■ **EXERCISE AIM**:
Copy, in full, each line of the material that holds the word "structured".

Source data:
+ + + + +
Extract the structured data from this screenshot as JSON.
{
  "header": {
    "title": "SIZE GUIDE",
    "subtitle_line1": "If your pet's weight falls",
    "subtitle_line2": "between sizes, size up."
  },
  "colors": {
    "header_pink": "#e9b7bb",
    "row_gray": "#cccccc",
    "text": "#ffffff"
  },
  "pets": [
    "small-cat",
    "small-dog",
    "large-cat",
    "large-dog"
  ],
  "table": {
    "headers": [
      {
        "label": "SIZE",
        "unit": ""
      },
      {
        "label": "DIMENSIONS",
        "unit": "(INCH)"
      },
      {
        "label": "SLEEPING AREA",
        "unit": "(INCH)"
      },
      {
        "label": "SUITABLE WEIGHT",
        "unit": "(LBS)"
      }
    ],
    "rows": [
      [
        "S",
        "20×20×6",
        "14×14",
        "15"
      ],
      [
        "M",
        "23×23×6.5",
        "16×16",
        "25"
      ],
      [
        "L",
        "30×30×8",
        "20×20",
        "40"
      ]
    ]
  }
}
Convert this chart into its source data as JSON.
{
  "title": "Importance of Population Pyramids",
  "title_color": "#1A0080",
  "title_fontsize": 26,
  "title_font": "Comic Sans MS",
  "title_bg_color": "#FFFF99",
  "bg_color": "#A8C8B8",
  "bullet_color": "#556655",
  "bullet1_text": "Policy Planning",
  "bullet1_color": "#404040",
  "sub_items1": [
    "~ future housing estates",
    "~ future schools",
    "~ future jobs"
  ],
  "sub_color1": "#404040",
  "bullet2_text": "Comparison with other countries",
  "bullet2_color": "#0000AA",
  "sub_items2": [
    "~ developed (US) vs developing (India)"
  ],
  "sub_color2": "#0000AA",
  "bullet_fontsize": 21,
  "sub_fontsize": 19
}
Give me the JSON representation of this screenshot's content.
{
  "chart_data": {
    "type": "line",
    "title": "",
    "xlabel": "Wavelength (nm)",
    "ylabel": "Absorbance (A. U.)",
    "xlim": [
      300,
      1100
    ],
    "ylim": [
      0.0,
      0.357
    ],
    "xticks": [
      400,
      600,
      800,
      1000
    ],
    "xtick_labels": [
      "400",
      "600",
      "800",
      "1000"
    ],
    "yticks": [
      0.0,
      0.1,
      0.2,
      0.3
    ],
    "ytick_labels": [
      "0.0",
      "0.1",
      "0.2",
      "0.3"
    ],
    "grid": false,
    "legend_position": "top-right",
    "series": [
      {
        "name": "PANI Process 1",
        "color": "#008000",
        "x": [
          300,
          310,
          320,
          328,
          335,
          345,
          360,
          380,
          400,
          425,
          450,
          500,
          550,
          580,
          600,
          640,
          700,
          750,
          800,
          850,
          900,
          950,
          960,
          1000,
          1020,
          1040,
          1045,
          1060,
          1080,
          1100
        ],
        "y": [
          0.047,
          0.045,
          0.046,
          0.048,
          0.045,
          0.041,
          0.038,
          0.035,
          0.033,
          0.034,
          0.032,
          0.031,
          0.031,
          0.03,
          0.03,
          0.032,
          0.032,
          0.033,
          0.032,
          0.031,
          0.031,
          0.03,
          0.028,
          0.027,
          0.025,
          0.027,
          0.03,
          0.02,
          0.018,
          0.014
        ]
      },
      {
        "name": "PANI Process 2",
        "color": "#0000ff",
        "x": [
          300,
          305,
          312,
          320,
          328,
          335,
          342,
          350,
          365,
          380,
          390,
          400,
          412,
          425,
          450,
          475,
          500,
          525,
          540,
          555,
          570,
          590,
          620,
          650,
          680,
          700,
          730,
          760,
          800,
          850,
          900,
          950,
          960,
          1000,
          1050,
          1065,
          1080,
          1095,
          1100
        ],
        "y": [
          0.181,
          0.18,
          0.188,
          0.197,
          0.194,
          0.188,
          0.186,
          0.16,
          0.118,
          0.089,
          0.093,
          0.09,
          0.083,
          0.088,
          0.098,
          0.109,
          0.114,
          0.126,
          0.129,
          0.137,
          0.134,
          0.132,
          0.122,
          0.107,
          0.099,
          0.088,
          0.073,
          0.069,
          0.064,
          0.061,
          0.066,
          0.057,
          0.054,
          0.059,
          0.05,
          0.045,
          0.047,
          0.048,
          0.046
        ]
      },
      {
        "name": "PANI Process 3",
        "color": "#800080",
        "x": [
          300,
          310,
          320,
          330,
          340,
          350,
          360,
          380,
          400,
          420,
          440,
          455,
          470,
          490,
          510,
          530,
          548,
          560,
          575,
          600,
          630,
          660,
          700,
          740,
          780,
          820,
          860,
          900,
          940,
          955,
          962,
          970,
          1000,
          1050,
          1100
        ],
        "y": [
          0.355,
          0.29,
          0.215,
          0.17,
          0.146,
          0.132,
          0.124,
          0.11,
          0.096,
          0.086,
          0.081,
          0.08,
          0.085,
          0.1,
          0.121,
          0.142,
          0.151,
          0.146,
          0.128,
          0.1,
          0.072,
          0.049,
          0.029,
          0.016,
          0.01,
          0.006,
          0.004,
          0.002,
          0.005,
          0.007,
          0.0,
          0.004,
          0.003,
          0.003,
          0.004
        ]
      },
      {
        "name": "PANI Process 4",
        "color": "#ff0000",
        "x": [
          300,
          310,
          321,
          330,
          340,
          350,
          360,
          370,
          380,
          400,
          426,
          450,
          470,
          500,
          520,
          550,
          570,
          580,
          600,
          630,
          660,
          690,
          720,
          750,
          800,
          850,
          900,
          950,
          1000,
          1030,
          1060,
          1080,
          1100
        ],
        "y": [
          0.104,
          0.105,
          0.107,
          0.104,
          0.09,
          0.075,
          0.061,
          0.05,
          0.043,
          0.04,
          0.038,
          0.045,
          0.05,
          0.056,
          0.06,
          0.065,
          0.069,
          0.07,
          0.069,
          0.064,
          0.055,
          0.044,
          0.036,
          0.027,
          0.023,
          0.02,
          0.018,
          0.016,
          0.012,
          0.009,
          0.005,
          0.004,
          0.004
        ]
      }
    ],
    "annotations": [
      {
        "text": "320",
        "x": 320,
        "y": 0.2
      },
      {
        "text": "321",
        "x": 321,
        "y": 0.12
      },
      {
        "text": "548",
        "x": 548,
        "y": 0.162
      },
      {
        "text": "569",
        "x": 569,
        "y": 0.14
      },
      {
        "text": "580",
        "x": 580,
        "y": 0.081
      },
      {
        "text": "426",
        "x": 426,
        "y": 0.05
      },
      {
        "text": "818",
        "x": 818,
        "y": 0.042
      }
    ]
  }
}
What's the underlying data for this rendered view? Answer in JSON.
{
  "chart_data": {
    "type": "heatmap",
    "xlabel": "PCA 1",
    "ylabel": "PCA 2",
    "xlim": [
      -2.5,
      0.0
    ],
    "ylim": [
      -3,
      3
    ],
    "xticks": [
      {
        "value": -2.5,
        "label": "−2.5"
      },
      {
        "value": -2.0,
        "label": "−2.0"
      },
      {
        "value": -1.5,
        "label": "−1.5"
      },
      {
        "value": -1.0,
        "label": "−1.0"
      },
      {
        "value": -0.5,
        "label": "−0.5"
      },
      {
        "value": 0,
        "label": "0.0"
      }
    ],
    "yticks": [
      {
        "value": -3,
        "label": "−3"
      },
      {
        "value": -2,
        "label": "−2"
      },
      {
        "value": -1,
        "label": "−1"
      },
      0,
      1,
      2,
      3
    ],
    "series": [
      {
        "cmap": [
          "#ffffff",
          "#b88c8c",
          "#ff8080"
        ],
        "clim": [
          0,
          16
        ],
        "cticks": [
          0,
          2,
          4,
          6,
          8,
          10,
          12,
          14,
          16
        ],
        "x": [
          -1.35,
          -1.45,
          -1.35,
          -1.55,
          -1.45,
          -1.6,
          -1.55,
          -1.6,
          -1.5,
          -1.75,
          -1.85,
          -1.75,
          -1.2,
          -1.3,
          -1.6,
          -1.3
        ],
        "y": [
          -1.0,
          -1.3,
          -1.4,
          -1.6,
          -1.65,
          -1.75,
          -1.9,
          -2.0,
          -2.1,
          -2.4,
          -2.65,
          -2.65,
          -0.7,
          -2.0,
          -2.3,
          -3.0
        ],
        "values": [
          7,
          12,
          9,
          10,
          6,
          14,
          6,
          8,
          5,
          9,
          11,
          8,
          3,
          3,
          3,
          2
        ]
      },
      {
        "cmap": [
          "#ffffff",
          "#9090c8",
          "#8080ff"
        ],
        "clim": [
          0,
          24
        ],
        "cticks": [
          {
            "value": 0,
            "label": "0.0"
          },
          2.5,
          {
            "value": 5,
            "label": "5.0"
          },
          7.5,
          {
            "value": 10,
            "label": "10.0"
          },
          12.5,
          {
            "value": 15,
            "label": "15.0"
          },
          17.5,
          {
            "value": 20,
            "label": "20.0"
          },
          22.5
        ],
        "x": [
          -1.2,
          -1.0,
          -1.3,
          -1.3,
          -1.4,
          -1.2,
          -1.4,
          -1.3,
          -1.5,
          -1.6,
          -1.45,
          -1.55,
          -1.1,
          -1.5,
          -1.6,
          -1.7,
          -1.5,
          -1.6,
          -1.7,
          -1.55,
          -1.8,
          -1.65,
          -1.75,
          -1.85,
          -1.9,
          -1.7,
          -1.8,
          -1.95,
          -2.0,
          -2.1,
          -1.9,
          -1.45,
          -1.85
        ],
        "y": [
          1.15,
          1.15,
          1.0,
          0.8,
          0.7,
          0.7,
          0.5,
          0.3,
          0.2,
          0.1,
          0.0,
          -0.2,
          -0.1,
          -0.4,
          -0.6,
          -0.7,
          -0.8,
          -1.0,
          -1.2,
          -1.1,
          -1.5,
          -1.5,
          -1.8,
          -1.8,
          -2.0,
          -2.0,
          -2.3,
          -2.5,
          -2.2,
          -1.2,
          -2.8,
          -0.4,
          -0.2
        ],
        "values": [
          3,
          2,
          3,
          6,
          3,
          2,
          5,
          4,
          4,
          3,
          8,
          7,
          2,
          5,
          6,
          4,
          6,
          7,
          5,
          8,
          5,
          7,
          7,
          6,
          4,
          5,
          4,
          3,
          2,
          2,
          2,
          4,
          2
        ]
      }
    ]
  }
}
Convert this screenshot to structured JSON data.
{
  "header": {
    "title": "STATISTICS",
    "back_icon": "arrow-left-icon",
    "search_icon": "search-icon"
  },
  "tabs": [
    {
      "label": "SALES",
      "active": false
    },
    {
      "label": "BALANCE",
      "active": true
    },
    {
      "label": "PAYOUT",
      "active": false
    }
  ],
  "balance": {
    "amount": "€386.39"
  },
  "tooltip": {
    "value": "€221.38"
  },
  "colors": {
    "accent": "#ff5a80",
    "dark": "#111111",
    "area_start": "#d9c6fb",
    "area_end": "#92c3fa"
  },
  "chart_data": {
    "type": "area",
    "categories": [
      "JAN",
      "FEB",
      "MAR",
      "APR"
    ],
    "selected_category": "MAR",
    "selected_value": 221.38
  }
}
+ + + + +
■ **SOLVED PROBLEM**:
Extract the structured data from this screenshot as JSON.
Convert this screenshot to structured JSON data.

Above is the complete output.